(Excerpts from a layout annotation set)
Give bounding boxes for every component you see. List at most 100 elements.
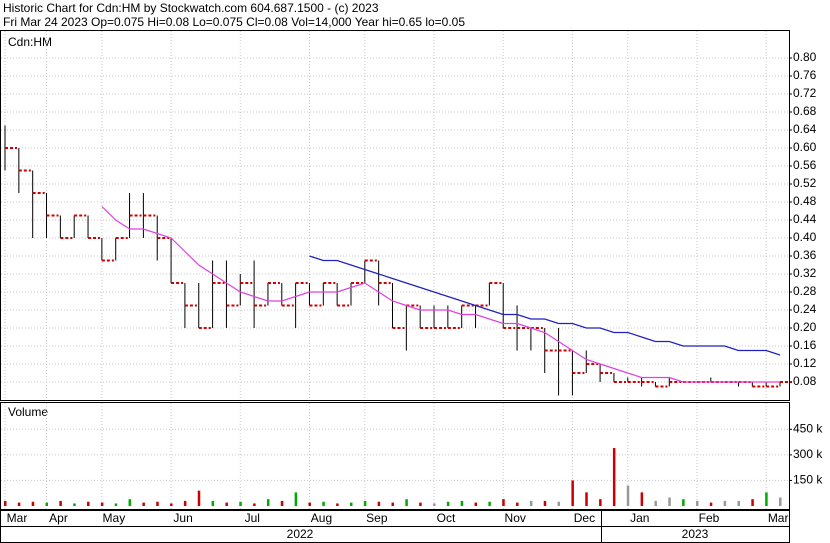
y-tick-label: 0.60 xyxy=(793,140,817,154)
x-tick-label: Apr xyxy=(49,511,68,525)
volume-panel xyxy=(0,402,790,510)
y-tick-label: 0.76 xyxy=(793,68,817,82)
moving-average xyxy=(309,255,781,356)
x-tick-label: Dec xyxy=(574,511,595,525)
x-tick-label: Aug xyxy=(311,511,332,525)
volume-bar xyxy=(695,500,699,506)
y-tick-label: 0.24 xyxy=(793,302,817,316)
volume-bar xyxy=(183,500,187,506)
year-label: 2023 xyxy=(682,527,709,541)
volume-bar xyxy=(266,499,270,506)
y-tick-label: 0.52 xyxy=(793,176,817,190)
volume-bar xyxy=(419,502,422,506)
volume-bar xyxy=(433,503,436,506)
volume-bar xyxy=(87,501,90,506)
volume-bar xyxy=(571,480,574,506)
volume-bar xyxy=(142,502,145,506)
x-tick-label: Mar xyxy=(7,511,28,525)
volume-bar xyxy=(322,501,325,506)
y-tick-label: 0.20 xyxy=(793,320,817,334)
volume-bar xyxy=(114,503,118,506)
volume-bar xyxy=(170,503,173,506)
volume-bar xyxy=(308,502,311,506)
volume-bar xyxy=(488,501,491,506)
symbol-label: Cdn:HM xyxy=(8,35,52,49)
volume-bar xyxy=(460,500,464,506)
volume-bar xyxy=(557,501,561,506)
y-tick-label: 0.80 xyxy=(793,50,817,64)
y-tick-label: 0.36 xyxy=(793,248,817,262)
volume-bar xyxy=(682,499,685,506)
y-tick-label: 0.48 xyxy=(793,194,817,208)
volume-bar xyxy=(502,499,505,506)
plot-layer: Mar Apr May Jun Jul Aug Sep Oct Nov Dec Jan Feb Mar 0… xyxy=(1,31,823,525)
y-tick-label: 150 k xyxy=(793,473,823,487)
volume-bar xyxy=(640,492,644,506)
volume-bar xyxy=(668,497,671,506)
y-tick-label: 0.64 xyxy=(793,122,817,136)
volume-bar xyxy=(391,502,394,506)
x-tick-label: Oct xyxy=(437,511,456,525)
volume-bar xyxy=(779,497,782,506)
y-tick-label: 300 k xyxy=(793,447,823,461)
volume-bar xyxy=(709,502,713,506)
volume-bar xyxy=(225,502,228,506)
y-tick-label: 0.56 xyxy=(793,158,817,172)
volume-bar xyxy=(349,502,353,506)
volume-bar xyxy=(405,499,408,506)
y-tick-label: 0.16 xyxy=(793,338,817,352)
y-tick-label: 0.72 xyxy=(793,86,817,100)
volume-bar xyxy=(599,499,602,506)
volume-bar xyxy=(31,501,35,506)
volume-bar xyxy=(294,492,298,506)
y-tick-label: 0.68 xyxy=(793,104,817,118)
volume-bar xyxy=(529,500,533,506)
volume-bar xyxy=(474,502,478,506)
quote-line: Fri Mar 24 2023 Op=0.075 Hi=0.08 Lo=0.07… xyxy=(3,15,465,29)
volume-bar xyxy=(4,500,7,506)
y-tick-label: 450 k xyxy=(793,421,823,435)
volume-bar xyxy=(543,500,547,506)
x-tick-label: Mar xyxy=(768,511,789,525)
volume-bar xyxy=(765,492,768,506)
year-label: 2022 xyxy=(287,527,314,541)
price-panel xyxy=(0,30,790,401)
volume-bar xyxy=(156,501,159,506)
x-tick-label: Jul xyxy=(245,511,260,525)
volume-bar xyxy=(59,500,62,506)
volume-bar xyxy=(751,499,754,506)
volume-bar xyxy=(737,500,740,506)
volume-bar xyxy=(516,502,519,506)
volume-bar xyxy=(363,500,367,506)
x-tick-label: May xyxy=(103,511,126,525)
volume-label: Volume xyxy=(8,405,48,419)
x-tick-label: Sep xyxy=(366,511,388,525)
volume-bar xyxy=(17,502,21,506)
volume-bar xyxy=(239,501,242,506)
x-tick-label: Jan xyxy=(630,511,649,525)
volume-bar xyxy=(612,448,616,506)
volume-bar xyxy=(253,503,256,506)
y-tick-label: 0.12 xyxy=(793,356,817,370)
volume-bar xyxy=(280,500,284,506)
volume-bar xyxy=(197,490,201,506)
volume-bar xyxy=(723,500,727,506)
volume-bar xyxy=(446,501,450,506)
x-tick-label: Jun xyxy=(173,511,192,525)
y-tick-label: 0.44 xyxy=(793,212,817,226)
y-tick-label: 0.08 xyxy=(793,374,817,388)
volume-bar xyxy=(100,502,104,506)
volume-bar xyxy=(654,500,657,506)
x-tick-label: Nov xyxy=(505,511,526,525)
volume-bar xyxy=(336,503,339,506)
volume-bar xyxy=(45,502,49,506)
volume-bar xyxy=(585,492,588,506)
y-tick-label: 0.28 xyxy=(793,284,817,298)
y-tick-label: 0.40 xyxy=(793,230,817,244)
x-tick-label: Feb xyxy=(699,511,720,525)
volume-bar xyxy=(626,485,630,506)
volume-bar xyxy=(73,503,76,506)
volume-bar xyxy=(377,501,381,506)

- _WRITTEN EXERCISE_
Reproduce every line of the records above word for word, leaving out the pictures.

- _RESPONSE BELOW_
Give bounding boxes for every component you see. List at most 100 elements.
y-tick-label: 0.60 xyxy=(793,140,817,154)
x-tick-label: Apr xyxy=(49,511,68,525)
volume-panel xyxy=(0,402,790,510)
y-tick-label: 0.76 xyxy=(793,68,817,82)
moving-average xyxy=(309,255,781,356)
x-tick-label: Dec xyxy=(574,511,595,525)
x-tick-label: Aug xyxy=(311,511,332,525)
volume-bar xyxy=(695,500,699,506)
y-tick-label: 0.24 xyxy=(793,302,817,316)
volume-bar xyxy=(183,500,187,506)
year-label: 2023 xyxy=(682,527,709,541)
volume-bar xyxy=(266,499,270,506)
y-tick-label: 0.52 xyxy=(793,176,817,190)
volume-bar xyxy=(419,502,422,506)
volume-bar xyxy=(433,503,436,506)
volume-bar xyxy=(87,501,90,506)
volume-bar xyxy=(571,480,574,506)
volume-bar xyxy=(142,502,145,506)
x-tick-label: Mar xyxy=(7,511,28,525)
volume-bar xyxy=(322,501,325,506)
y-tick-label: 0.20 xyxy=(793,320,817,334)
volume-bar xyxy=(114,503,118,506)
volume-bar xyxy=(170,503,173,506)
volume-bar xyxy=(308,502,311,506)
volume-bar xyxy=(488,501,491,506)
symbol-label: Cdn:HM xyxy=(8,35,52,49)
volume-bar xyxy=(460,500,464,506)
volume-bar xyxy=(557,501,561,506)
y-tick-label: 0.80 xyxy=(793,50,817,64)
y-tick-label: 0.36 xyxy=(793,248,817,262)
volume-bar xyxy=(682,499,685,506)
y-tick-label: 0.48 xyxy=(793,194,817,208)
volume-bar xyxy=(502,499,505,506)
plot-layer: Mar Apr May Jun Jul Aug Sep Oct Nov Dec Jan Feb Mar 0… xyxy=(1,31,823,525)
y-tick-label: 150 k xyxy=(793,473,823,487)
volume-bar xyxy=(640,492,644,506)
volume-bar xyxy=(668,497,671,506)
y-tick-label: 0.64 xyxy=(793,122,817,136)
volume-bar xyxy=(391,502,394,506)
x-tick-label: Oct xyxy=(437,511,456,525)
volume-bar xyxy=(779,497,782,506)
y-tick-label: 300 k xyxy=(793,447,823,461)
volume-bar xyxy=(709,502,713,506)
volume-bar xyxy=(225,502,228,506)
y-tick-label: 0.56 xyxy=(793,158,817,172)
volume-bar xyxy=(349,502,353,506)
volume-bar xyxy=(405,499,408,506)
y-tick-label: 0.16 xyxy=(793,338,817,352)
y-tick-label: 0.72 xyxy=(793,86,817,100)
volume-bar xyxy=(599,499,602,506)
volume-bar xyxy=(31,501,35,506)
volume-bar xyxy=(294,492,298,506)
y-tick-label: 0.68 xyxy=(793,104,817,118)
volume-bar xyxy=(529,500,533,506)
volume-bar xyxy=(474,502,478,506)
quote-line: Fri Mar 24 2023 Op=0.075 Hi=0.08 Lo=0.07… xyxy=(3,15,465,29)
volume-bar xyxy=(4,500,7,506)
y-tick-label: 450 k xyxy=(793,421,823,435)
volume-bar xyxy=(543,500,547,506)
x-tick-label: Mar xyxy=(768,511,789,525)
volume-bar xyxy=(765,492,768,506)
year-label: 2022 xyxy=(287,527,314,541)
price-panel xyxy=(0,30,790,401)
volume-bar xyxy=(156,501,159,506)
x-tick-label: Jul xyxy=(245,511,260,525)
volume-bar xyxy=(59,500,62,506)
volume-bar xyxy=(751,499,754,506)
volume-bar xyxy=(737,500,740,506)
volume-bar xyxy=(516,502,519,506)
volume-bar xyxy=(363,500,367,506)
x-tick-label: May xyxy=(103,511,126,525)
volume-label: Volume xyxy=(8,405,48,419)
x-tick-label: Sep xyxy=(366,511,388,525)
volume-bar xyxy=(17,502,21,506)
volume-bar xyxy=(239,501,242,506)
x-tick-label: Jan xyxy=(630,511,649,525)
volume-bar xyxy=(612,448,616,506)
volume-bar xyxy=(253,503,256,506)
y-tick-label: 0.12 xyxy=(793,356,817,370)
volume-bar xyxy=(280,500,284,506)
volume-bar xyxy=(197,490,201,506)
volume-bar xyxy=(723,500,727,506)
volume-bar xyxy=(446,501,450,506)
x-tick-label: Jun xyxy=(173,511,192,525)
y-tick-label: 0.44 xyxy=(793,212,817,226)
y-tick-label: 0.08 xyxy=(793,374,817,388)
volume-bar xyxy=(100,502,104,506)
volume-bar xyxy=(654,500,657,506)
x-tick-label: Nov xyxy=(505,511,526,525)
volume-bar xyxy=(336,503,339,506)
volume-bar xyxy=(45,502,49,506)
volume-bar xyxy=(585,492,588,506)
y-tick-label: 0.28 xyxy=(793,284,817,298)
y-tick-label: 0.40 xyxy=(793,230,817,244)
x-tick-label: Feb xyxy=(699,511,720,525)
volume-bar xyxy=(626,485,630,506)
volume-bar xyxy=(73,503,76,506)
volume-bar xyxy=(377,501,381,506)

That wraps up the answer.